To do: Repeat every record below exactly as it appears.

[START Records to process]

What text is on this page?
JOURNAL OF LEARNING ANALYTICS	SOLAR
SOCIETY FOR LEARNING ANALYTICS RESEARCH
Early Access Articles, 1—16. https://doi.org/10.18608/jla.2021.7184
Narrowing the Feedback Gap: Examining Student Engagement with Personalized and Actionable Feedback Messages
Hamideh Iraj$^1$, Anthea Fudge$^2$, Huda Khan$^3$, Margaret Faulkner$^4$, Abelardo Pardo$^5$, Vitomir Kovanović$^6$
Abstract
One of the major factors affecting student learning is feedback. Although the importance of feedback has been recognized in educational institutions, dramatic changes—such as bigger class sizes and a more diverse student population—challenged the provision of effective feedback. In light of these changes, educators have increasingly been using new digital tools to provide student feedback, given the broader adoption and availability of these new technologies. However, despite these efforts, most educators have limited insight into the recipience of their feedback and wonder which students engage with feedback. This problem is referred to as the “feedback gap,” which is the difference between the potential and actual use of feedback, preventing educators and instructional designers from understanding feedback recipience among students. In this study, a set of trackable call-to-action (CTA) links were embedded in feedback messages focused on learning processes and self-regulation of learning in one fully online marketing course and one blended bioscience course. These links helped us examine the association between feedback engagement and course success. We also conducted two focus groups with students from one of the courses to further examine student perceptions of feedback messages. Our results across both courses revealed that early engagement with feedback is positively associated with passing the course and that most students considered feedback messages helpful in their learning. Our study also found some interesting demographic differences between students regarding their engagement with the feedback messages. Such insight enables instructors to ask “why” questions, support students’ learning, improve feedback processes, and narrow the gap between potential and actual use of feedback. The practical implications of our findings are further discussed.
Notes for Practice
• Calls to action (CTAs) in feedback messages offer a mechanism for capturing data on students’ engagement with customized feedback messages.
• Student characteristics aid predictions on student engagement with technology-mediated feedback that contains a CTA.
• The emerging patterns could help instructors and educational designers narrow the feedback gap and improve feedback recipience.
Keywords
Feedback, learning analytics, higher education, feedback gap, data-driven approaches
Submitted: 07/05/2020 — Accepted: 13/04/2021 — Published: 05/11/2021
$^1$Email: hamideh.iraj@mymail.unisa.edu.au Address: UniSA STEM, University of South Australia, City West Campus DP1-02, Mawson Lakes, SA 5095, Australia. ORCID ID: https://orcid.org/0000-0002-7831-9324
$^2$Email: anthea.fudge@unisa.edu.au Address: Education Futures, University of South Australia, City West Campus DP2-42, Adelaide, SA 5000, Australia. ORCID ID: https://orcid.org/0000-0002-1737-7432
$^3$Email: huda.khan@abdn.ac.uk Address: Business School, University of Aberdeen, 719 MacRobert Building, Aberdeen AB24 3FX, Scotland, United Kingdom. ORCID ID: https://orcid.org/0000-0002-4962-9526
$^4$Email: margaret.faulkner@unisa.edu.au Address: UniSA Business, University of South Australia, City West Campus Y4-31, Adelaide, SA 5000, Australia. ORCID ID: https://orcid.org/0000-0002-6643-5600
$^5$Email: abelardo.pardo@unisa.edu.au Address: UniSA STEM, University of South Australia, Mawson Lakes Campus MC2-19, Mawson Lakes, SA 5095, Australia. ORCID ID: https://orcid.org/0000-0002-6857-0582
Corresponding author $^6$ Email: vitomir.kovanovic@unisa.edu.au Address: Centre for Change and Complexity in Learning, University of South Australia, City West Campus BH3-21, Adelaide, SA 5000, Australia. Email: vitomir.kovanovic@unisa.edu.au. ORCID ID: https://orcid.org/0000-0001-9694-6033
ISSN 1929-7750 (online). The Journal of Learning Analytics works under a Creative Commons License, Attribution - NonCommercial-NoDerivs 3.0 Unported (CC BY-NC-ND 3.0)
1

[END Records to process]

Written reply:
What text is on this page?
JOURNAL OF LEARNING ANALYTICS	SOLAR
SOCIETY FOR LEARNING ANALYTICS RESEARCH
Early Access Articles, 1—16. https://doi.org/10.18608/jla.2021.7184
Narrowing the Feedback Gap: Examining Student Engagement with Personalized and Actionable Feedback Messages
Hamideh Iraj$^1$, Anthea Fudge$^2$, Huda Khan$^3$, Margaret Faulkner$^4$, Abelardo Pardo$^5$, Vitomir Kovanović$^6$
Abstract
One of the major factors affecting student learning is feedback. Although the importance of feedback has been recognized in educational institutions, dramatic changes—such as bigger class sizes and a more diverse student population—challenged the provision of effective feedback. In light of these changes, educators have increasingly been using new digital tools to provide student feedback, given the broader adoption and availability of these new technologies. However, despite these efforts, most educators have limited insight into the recipience of their feedback and wonder which students engage with feedback. This problem is referred to as the “feedback gap,” which is the difference between the potential and actual use of feedback, preventing educators and instructional designers from understanding feedback recipience among students. In this study, a set of trackable call-to-action (CTA) links were embedded in feedback messages focused on learning processes and self-regulation of learning in one fully online marketing course and one blended bioscience course. These links helped us examine the association between feedback engagement and course success. We also conducted two focus groups with students from one of the courses to further examine student perceptions of feedback messages. Our results across both courses revealed that early engagement with feedback is positively associated with passing the course and that most students considered feedback messages helpful in their learning. Our study also found some interesting demographic differences between students regarding their engagement with the feedback messages. Such insight enables instructors to ask “why” questions, support students’ learning, improve feedback processes, and narrow the gap between potential and actual use of feedback. The practical implications of our findings are further discussed.
Notes for Practice
• Calls to action (CTAs) in feedback messages offer a mechanism for capturing data on students’ engagement with customized feedback messages.
• Student characteristics aid predictions on student engagement with technology-mediated feedback that contains a CTA.
• The emerging patterns could help instructors and educational designers narrow the feedback gap and improve feedback recipience.
Keywords
Feedback, learning analytics, higher education, feedback gap, data-driven approaches
Submitted: 07/05/2020 — Accepted: 13/04/2021 — Published: 05/11/2021
$^1$Email: hamideh.iraj@mymail.unisa.edu.au Address: UniSA STEM, University of South Australia, City West Campus DP1-02, Mawson Lakes, SA 5095, Australia. ORCID ID: https://orcid.org/0000-0002-7831-9324
$^2$Email: anthea.fudge@unisa.edu.au Address: Education Futures, University of South Australia, City West Campus DP2-42, Adelaide, SA 5000, Australia. ORCID ID: https://orcid.org/0000-0002-1737-7432
$^3$Email: huda.khan@abdn.ac.uk Address: Business School, University of Aberdeen, 719 MacRobert Building, Aberdeen AB24 3FX, Scotland, United Kingdom. ORCID ID: https://orcid.org/0000-0002-4962-9526
$^4$Email: margaret.faulkner@unisa.edu.au Address: UniSA Business, University of South Australia, City West Campus Y4-31, Adelaide, SA 5000, Australia. ORCID ID: https://orcid.org/0000-0002-6643-5600
$^5$Email: abelardo.pardo@unisa.edu.au Address: UniSA STEM, University of South Australia, Mawson Lakes Campus MC2-19, Mawson Lakes, SA 5095, Australia. ORCID ID: https://orcid.org/0000-0002-6857-0582
Corresponding author $^6$ Email: vitomir.kovanovic@unisa.edu.au Address: Centre for Change and Complexity in Learning, University of South Australia, City West Campus BH3-21, Adelaide, SA 5000, Australia. Email: vitomir.kovanovic@unisa.edu.au. ORCID ID: https://orcid.org/0000-0001-9694-6033
ISSN 1929-7750 (online). The Journal of Learning Analytics works under a Creative Commons License, Attribution - NonCommercial-NoDerivs 3.0 Unported (CC BY-NC-ND 3.0)
1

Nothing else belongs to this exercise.